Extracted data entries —
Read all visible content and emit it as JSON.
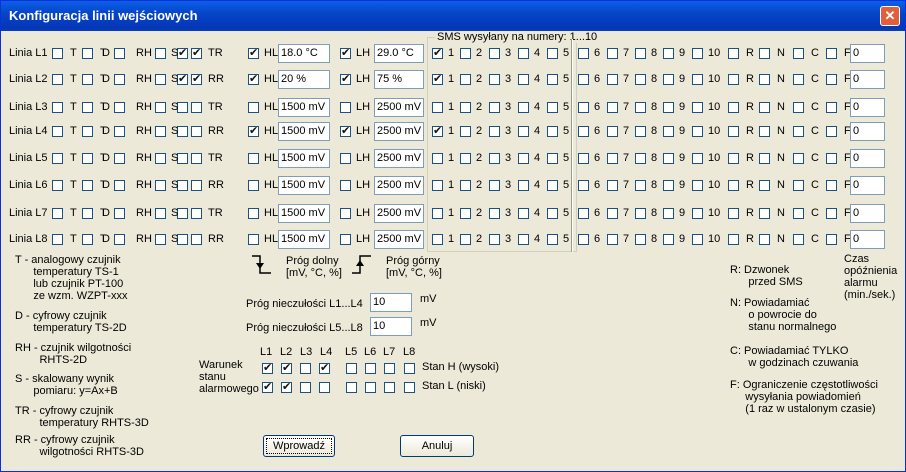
{
  "window": {
    "title": "Konfiguracja linii wejściowych",
    "close": "✕"
  },
  "sms_header": "SMS wysyłany na numery: 1...10",
  "flag_labels": [
    "T",
    "T",
    "D",
    "RH",
    "S"
  ],
  "sms_numbers": [
    "1",
    "2",
    "3",
    "4",
    "5",
    "6",
    "7",
    "8",
    "9",
    "10"
  ],
  "extra_labels": [
    "R",
    "N",
    "C",
    "F"
  ],
  "hl_label": "HL",
  "lh_label": "LH",
  "lines": [
    {
      "name": "Linia L1",
      "flags": [
        false,
        false,
        false,
        false,
        true
      ],
      "tr": "TR",
      "hl_on": true,
      "hl": "18.0 °C",
      "lh_on": true,
      "lh": "29.0 °C",
      "sms": [
        true,
        false,
        false,
        false,
        false,
        false,
        false,
        false,
        false,
        false
      ],
      "extra": [
        false,
        false,
        false,
        false
      ],
      "f": "0"
    },
    {
      "name": "Linia L2",
      "flags": [
        false,
        false,
        false,
        false,
        true
      ],
      "tr": "RR",
      "hl_on": true,
      "hl": "20 %",
      "lh_on": true,
      "lh": "75 %",
      "sms": [
        true,
        false,
        false,
        false,
        false,
        false,
        false,
        false,
        false,
        false
      ],
      "extra": [
        false,
        false,
        false,
        false
      ],
      "f": "0"
    },
    {
      "name": "Linia L3",
      "flags": [
        false,
        false,
        false,
        false,
        false
      ],
      "tr": "TR",
      "hl_on": false,
      "hl": "1500 mV",
      "lh_on": false,
      "lh": "2500 mV",
      "sms": [
        false,
        false,
        false,
        false,
        false,
        false,
        false,
        false,
        false,
        false
      ],
      "extra": [
        false,
        false,
        false,
        false
      ],
      "f": "0"
    },
    {
      "name": "Linia L4",
      "flags": [
        false,
        false,
        false,
        false,
        false
      ],
      "tr": "RR",
      "hl_on": true,
      "hl": "1500 mV",
      "lh_on": true,
      "lh": "2500 mV",
      "sms": [
        true,
        false,
        false,
        false,
        false,
        false,
        false,
        false,
        false,
        false
      ],
      "extra": [
        false,
        false,
        false,
        false
      ],
      "f": "0"
    },
    {
      "name": "Linia L5",
      "flags": [
        false,
        false,
        false,
        false,
        false
      ],
      "tr": "TR",
      "hl_on": false,
      "hl": "1500 mV",
      "lh_on": false,
      "lh": "2500 mV",
      "sms": [
        false,
        false,
        false,
        false,
        false,
        false,
        false,
        false,
        false,
        false
      ],
      "extra": [
        false,
        false,
        false,
        false
      ],
      "f": "0"
    },
    {
      "name": "Linia L6",
      "flags": [
        false,
        false,
        false,
        false,
        false
      ],
      "tr": "RR",
      "hl_on": false,
      "hl": "1500 mV",
      "lh_on": false,
      "lh": "2500 mV",
      "sms": [
        false,
        false,
        false,
        false,
        false,
        false,
        false,
        false,
        false,
        false
      ],
      "extra": [
        false,
        false,
        false,
        false
      ],
      "f": "0"
    },
    {
      "name": "Linia L7",
      "flags": [
        false,
        false,
        false,
        false,
        false
      ],
      "tr": "TR",
      "hl_on": false,
      "hl": "1500 mV",
      "lh_on": false,
      "lh": "2500 mV",
      "sms": [
        false,
        false,
        false,
        false,
        false,
        false,
        false,
        false,
        false,
        false
      ],
      "extra": [
        false,
        false,
        false,
        false
      ],
      "f": "0"
    },
    {
      "name": "Linia L8",
      "flags": [
        false,
        false,
        false,
        false,
        false
      ],
      "tr": "RR",
      "hl_on": false,
      "hl": "1500 mV",
      "lh_on": false,
      "lh": "2500 mV",
      "sms": [
        false,
        false,
        false,
        false,
        false,
        false,
        false,
        false,
        false,
        false
      ],
      "extra": [
        false,
        false,
        false,
        false
      ],
      "f": "0"
    }
  ],
  "prog_dolny": "Próg dolny\n[mV, °C, %]",
  "prog_gorny": "Próg górny\n[mV, °C, %]",
  "insens": [
    {
      "label": "Próg nieczułości L1...L4",
      "value": "10",
      "unit": "mV"
    },
    {
      "label": "Próg nieczułości L5...L8",
      "value": "10",
      "unit": "mV"
    }
  ],
  "warunek": {
    "label": "Warunek\nstanu\nalarmowego",
    "cols": [
      "L1",
      "L2",
      "L3",
      "L4",
      "L5",
      "L6",
      "L7",
      "L8"
    ],
    "rows": [
      {
        "label": "Stan H (wysoki)",
        "checks": [
          true,
          true,
          false,
          true,
          false,
          false,
          false,
          false
        ]
      },
      {
        "label": "Stan L (niski)",
        "checks": [
          true,
          true,
          false,
          false,
          false,
          false,
          false,
          false
        ]
      }
    ]
  },
  "legend_left": [
    "T - analogowy czujnik\n      temperatury TS-1\n      lub czujnik PT-100\n      ze wzm. WZPT-xxx",
    "D - cyfrowy czujnik\n      temperatury TS-2D",
    "RH - czujnik wilgotności\n        RHTS-2D",
    "S - skalowany wynik\n      pomiaru: y=Ax+B",
    "TR - cyfrowy czujnik\n        temperatury RHTS-3D",
    "RR - cyfrowy czujnik\n        wilgotności RHTS-3D"
  ],
  "legend_right": [
    "R: Dzwonek\n      przed SMS",
    "N: Powiadamiać\n      o powrocie do\n      stanu normalnego",
    "C: Powiadamiać TYLKO\n      w godzinach czuwania",
    "F: Ograniczenie częstotliwości\n     wysyłania powiadomień\n     (1 raz w ustalonym czasie)"
  ],
  "czas_label": "Czas\nopóźnienia\nalarmu\n(min./sek.)",
  "buttons": {
    "ok": "Wprowadź",
    "cancel": "Anuluj"
  }
}
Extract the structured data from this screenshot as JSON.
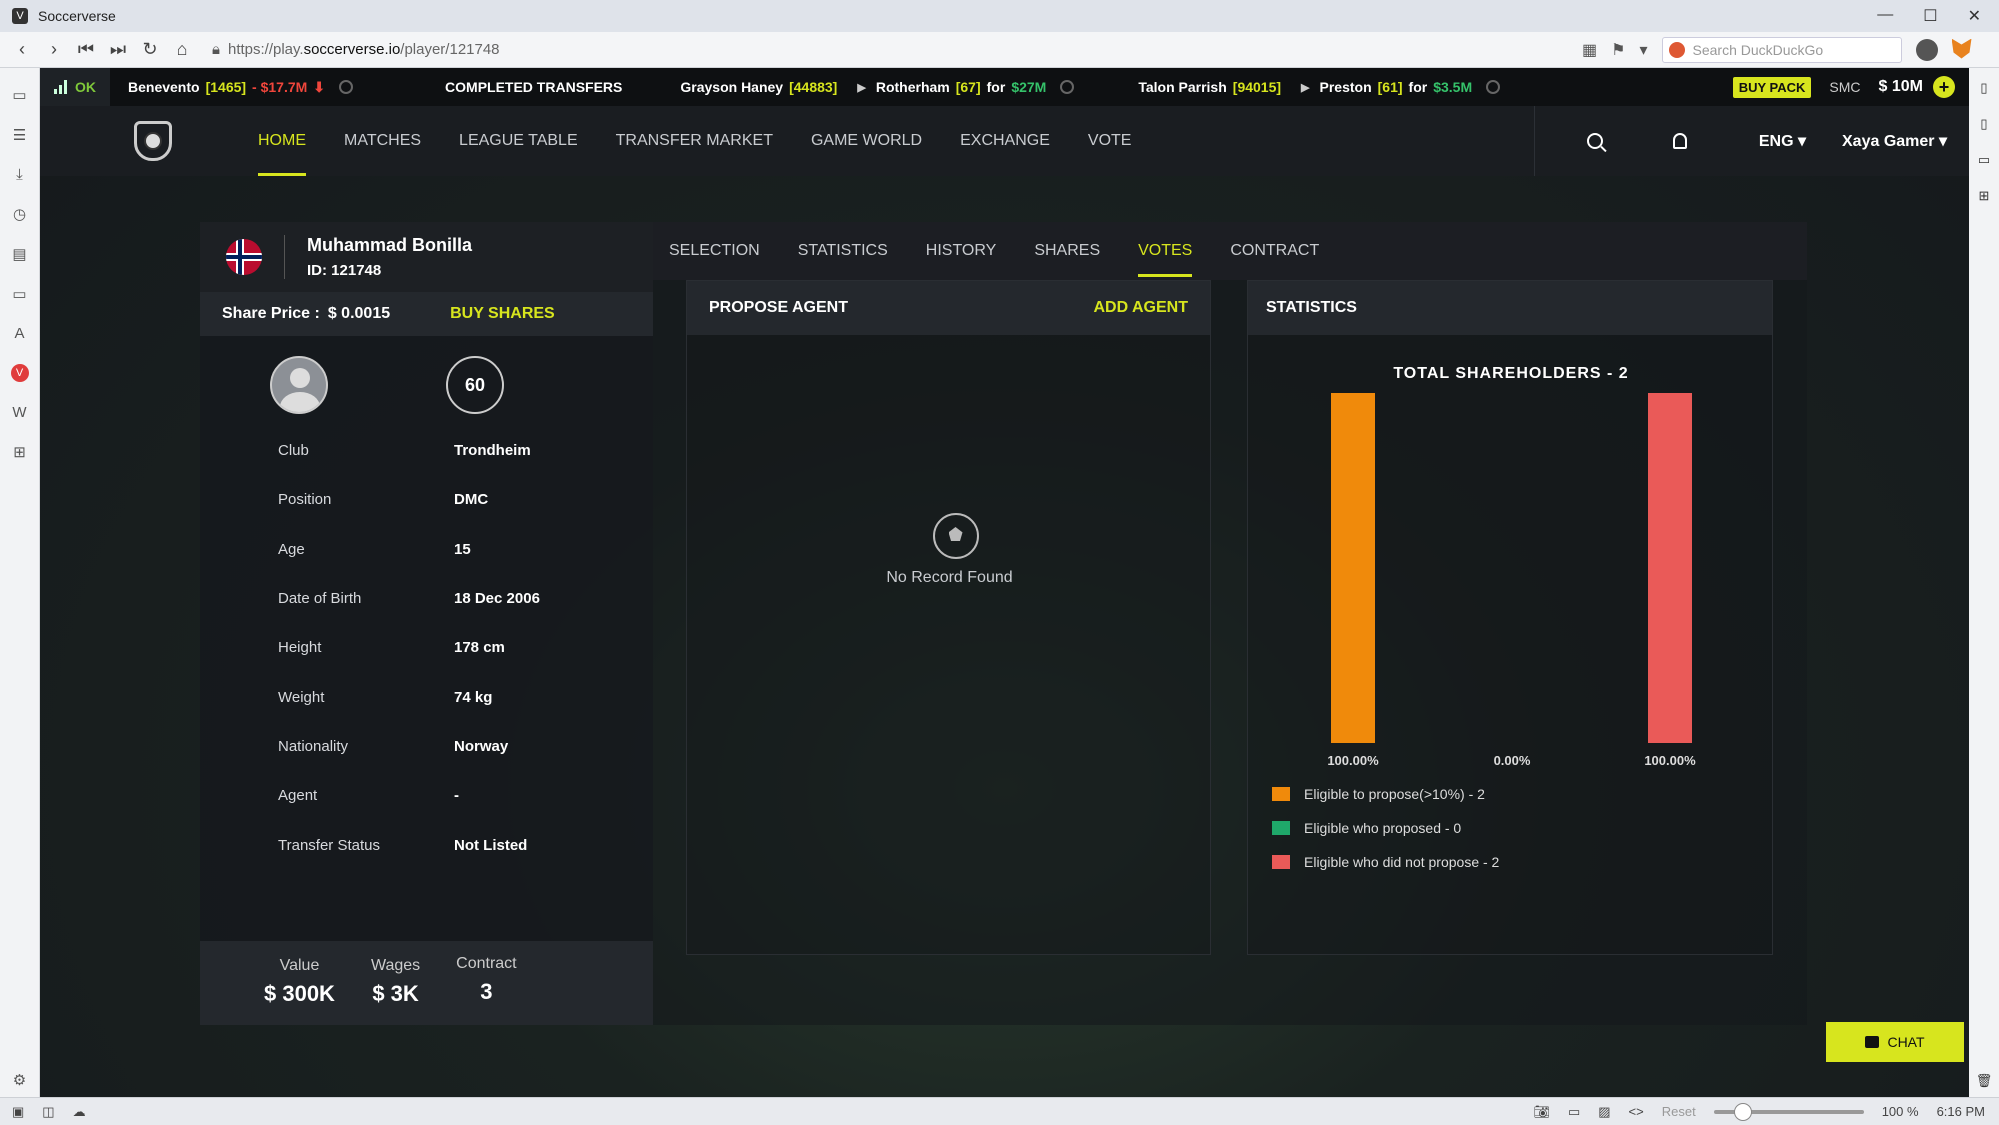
{
  "browser": {
    "window_title": "Soccerverse",
    "url_prefix": "https://play.",
    "url_domain": "soccerverse.io",
    "url_path": "/player/121748",
    "search_placeholder": "Search DuckDuckGo",
    "zoom_reset": "Reset",
    "zoom_level": "100 %",
    "clock": "6:16 PM"
  },
  "ticker": {
    "status": "OK",
    "item1_club": "Benevento",
    "item1_id": "[1465]",
    "item1_change": "- $17.7M",
    "completed_label": "COMPLETED TRANSFERS",
    "t1_player": "Grayson Haney",
    "t1_id": "[44883]",
    "t1_club": "Rotherham",
    "t1_rating": "[67]",
    "t1_for": "for",
    "t1_amount": "$27M",
    "t2_player": "Talon Parrish",
    "t2_id": "[94015]",
    "t2_club": "Preston",
    "t2_rating": "[61]",
    "t2_for": "for",
    "t2_amount": "$3.5M",
    "buy_pack": "BUY PACK",
    "smc": "SMC",
    "balance": "$ 10M"
  },
  "nav": {
    "items": [
      "HOME",
      "MATCHES",
      "LEAGUE TABLE",
      "TRANSFER MARKET",
      "GAME WORLD",
      "EXCHANGE",
      "VOTE"
    ],
    "lang": "ENG",
    "user": "Xaya Gamer"
  },
  "player": {
    "name": "Muhammad Bonilla",
    "id_text": "ID: 121748",
    "share_price_label": "Share Price :",
    "share_price": "$ 0.0015",
    "buy_shares": "BUY SHARES",
    "rating": "60",
    "info": [
      {
        "label": "Club",
        "value": "Trondheim"
      },
      {
        "label": "Position",
        "value": "DMC"
      },
      {
        "label": "Age",
        "value": "15"
      },
      {
        "label": "Date of Birth",
        "value": "18 Dec 2006"
      },
      {
        "label": "Height",
        "value": "178 cm"
      },
      {
        "label": "Weight",
        "value": "74 kg"
      },
      {
        "label": "Nationality",
        "value": "Norway"
      },
      {
        "label": "Agent",
        "value": "-"
      },
      {
        "label": "Transfer Status",
        "value": "Not Listed"
      }
    ],
    "footer": {
      "value_label": "Value",
      "value": "$ 300K",
      "wages_label": "Wages",
      "wages": "$ 3K",
      "contract_label": "Contract",
      "contract": "3"
    }
  },
  "tabs": [
    "SELECTION",
    "STATISTICS",
    "HISTORY",
    "SHARES",
    "VOTES",
    "CONTRACT"
  ],
  "propose": {
    "title": "PROPOSE AGENT",
    "add": "ADD AGENT",
    "empty": "No Record Found"
  },
  "stats": {
    "title": "STATISTICS"
  },
  "chart_data": {
    "type": "bar",
    "title": "TOTAL SHAREHOLDERS - 2",
    "categories": [
      "100.00%",
      "0.00%",
      "100.00%"
    ],
    "values": [
      100,
      0,
      100
    ],
    "colors": [
      "#f08a0b",
      "#1fa86a",
      "#ea5a58"
    ],
    "ylim": [
      0,
      100
    ],
    "grid": false,
    "legend_position": "bottom-left",
    "legend": [
      {
        "label": "Eligible to propose(>10%) - 2",
        "color": "#f08a0b"
      },
      {
        "label": "Eligible who proposed - 0",
        "color": "#1fa86a"
      },
      {
        "label": "Eligible who did not propose - 2",
        "color": "#ea5a58"
      }
    ]
  },
  "chat": "CHAT"
}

Exercise description — Go through the listing above and pull out each line containing the word "JSON".

Correct response —
Read all visible content and emit it as JSON.
Extract the structured data from this screenshot as JSON.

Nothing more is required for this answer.